● **What is being asked**
Select, from the data, each line where "RAIC" occurs.

● **The records**
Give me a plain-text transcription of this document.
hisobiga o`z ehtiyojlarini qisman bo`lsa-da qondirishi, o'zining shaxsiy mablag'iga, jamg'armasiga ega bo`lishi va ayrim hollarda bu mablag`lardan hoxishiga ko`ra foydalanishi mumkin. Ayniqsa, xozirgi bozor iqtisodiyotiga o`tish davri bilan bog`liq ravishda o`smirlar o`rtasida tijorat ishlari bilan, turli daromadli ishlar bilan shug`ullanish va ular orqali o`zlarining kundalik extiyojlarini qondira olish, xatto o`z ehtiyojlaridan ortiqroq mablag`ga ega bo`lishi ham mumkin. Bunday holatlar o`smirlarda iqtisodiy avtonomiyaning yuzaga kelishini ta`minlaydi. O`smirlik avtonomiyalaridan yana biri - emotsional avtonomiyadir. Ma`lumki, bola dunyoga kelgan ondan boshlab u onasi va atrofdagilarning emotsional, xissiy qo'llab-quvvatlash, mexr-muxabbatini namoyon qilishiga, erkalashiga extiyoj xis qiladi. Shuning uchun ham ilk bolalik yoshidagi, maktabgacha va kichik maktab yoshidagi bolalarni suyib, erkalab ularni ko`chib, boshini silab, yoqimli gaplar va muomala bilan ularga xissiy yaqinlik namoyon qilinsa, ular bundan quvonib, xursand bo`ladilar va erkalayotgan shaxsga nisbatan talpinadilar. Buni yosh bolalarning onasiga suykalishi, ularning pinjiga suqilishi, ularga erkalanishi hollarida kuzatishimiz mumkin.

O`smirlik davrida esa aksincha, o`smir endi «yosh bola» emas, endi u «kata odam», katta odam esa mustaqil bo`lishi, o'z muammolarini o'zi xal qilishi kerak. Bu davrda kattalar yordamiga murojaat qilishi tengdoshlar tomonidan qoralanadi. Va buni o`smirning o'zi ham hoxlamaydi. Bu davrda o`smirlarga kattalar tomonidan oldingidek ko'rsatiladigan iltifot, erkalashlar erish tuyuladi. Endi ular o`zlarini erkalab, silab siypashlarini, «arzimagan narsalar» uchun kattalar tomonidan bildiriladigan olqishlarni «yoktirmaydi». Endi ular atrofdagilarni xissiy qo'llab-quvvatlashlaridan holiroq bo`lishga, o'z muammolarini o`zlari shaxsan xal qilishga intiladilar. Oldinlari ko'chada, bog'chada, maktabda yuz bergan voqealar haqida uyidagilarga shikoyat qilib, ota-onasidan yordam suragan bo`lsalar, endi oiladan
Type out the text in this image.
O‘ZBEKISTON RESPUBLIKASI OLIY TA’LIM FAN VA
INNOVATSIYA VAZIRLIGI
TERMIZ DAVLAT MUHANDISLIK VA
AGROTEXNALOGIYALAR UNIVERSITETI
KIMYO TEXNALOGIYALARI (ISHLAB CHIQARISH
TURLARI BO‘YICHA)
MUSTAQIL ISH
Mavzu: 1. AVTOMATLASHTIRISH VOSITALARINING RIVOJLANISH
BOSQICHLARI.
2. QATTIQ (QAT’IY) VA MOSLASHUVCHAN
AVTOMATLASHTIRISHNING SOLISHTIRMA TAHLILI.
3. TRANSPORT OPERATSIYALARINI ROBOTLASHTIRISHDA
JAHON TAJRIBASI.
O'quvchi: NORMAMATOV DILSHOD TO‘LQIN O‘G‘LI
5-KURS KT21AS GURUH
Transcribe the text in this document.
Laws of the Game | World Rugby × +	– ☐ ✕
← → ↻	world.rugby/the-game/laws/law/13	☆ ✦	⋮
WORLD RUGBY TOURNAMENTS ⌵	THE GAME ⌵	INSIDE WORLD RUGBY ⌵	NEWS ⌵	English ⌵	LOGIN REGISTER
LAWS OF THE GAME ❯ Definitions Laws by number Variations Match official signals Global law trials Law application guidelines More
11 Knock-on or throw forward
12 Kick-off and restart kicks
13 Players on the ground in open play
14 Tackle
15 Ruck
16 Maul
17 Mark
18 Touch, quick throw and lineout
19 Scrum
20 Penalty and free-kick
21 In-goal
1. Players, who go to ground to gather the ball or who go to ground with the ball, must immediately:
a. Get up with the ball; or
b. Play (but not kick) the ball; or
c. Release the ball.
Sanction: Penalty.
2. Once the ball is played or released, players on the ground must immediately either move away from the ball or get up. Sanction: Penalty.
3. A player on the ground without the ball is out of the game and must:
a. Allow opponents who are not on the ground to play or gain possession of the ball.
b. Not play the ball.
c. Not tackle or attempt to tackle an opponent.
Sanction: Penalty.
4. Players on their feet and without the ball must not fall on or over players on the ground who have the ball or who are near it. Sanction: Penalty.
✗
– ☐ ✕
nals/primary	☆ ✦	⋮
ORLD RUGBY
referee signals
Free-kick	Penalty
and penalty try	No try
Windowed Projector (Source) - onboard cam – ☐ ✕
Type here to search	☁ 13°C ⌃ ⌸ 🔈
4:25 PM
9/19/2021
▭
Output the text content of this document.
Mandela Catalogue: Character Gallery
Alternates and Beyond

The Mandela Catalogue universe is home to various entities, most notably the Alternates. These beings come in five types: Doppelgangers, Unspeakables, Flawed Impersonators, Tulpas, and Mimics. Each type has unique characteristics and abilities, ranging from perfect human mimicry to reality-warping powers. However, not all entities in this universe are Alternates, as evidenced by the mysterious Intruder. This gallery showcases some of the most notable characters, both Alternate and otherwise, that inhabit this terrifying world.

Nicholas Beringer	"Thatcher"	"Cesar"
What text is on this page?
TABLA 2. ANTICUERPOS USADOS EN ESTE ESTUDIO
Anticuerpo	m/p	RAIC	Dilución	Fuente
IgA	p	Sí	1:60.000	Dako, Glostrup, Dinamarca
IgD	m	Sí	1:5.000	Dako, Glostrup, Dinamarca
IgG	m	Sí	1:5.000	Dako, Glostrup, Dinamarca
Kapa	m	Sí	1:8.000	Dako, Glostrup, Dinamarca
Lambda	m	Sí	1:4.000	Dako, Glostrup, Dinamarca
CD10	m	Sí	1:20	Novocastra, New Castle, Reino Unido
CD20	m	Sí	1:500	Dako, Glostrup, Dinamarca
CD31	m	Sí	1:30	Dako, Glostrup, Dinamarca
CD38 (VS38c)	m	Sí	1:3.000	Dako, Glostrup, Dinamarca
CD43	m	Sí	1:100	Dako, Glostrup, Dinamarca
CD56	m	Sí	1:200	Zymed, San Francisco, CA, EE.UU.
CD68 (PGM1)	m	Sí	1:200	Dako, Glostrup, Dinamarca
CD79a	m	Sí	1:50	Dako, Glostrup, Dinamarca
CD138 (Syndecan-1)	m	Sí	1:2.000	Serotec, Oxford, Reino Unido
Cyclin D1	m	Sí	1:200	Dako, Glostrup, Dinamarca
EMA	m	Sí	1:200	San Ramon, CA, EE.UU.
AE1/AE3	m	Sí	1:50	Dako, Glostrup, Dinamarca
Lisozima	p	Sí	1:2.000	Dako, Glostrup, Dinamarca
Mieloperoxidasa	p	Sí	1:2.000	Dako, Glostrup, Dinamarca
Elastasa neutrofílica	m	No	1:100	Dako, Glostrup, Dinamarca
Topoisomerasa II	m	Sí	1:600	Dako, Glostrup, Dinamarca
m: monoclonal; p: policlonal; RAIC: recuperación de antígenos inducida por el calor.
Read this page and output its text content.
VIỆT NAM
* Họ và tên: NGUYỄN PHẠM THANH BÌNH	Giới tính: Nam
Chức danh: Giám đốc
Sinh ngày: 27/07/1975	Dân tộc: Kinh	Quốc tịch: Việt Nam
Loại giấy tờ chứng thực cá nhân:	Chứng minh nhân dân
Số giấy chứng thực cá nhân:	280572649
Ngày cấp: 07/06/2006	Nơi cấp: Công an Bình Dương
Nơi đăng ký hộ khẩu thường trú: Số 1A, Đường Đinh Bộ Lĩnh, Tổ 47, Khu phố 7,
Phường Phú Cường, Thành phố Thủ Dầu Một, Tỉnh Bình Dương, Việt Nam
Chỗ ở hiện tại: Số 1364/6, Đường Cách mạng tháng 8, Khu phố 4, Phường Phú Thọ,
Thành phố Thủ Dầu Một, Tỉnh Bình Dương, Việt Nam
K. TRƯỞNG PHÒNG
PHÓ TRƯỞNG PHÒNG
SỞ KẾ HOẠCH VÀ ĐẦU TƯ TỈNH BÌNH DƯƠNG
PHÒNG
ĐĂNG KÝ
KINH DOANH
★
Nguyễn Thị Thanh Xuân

● **Reply**
Anticuerpo	m/p	RAIC	Dilución	Fuente
m: monoclonal; p: policlonal; RAIC: recuperación de antígenos inducida por el calor.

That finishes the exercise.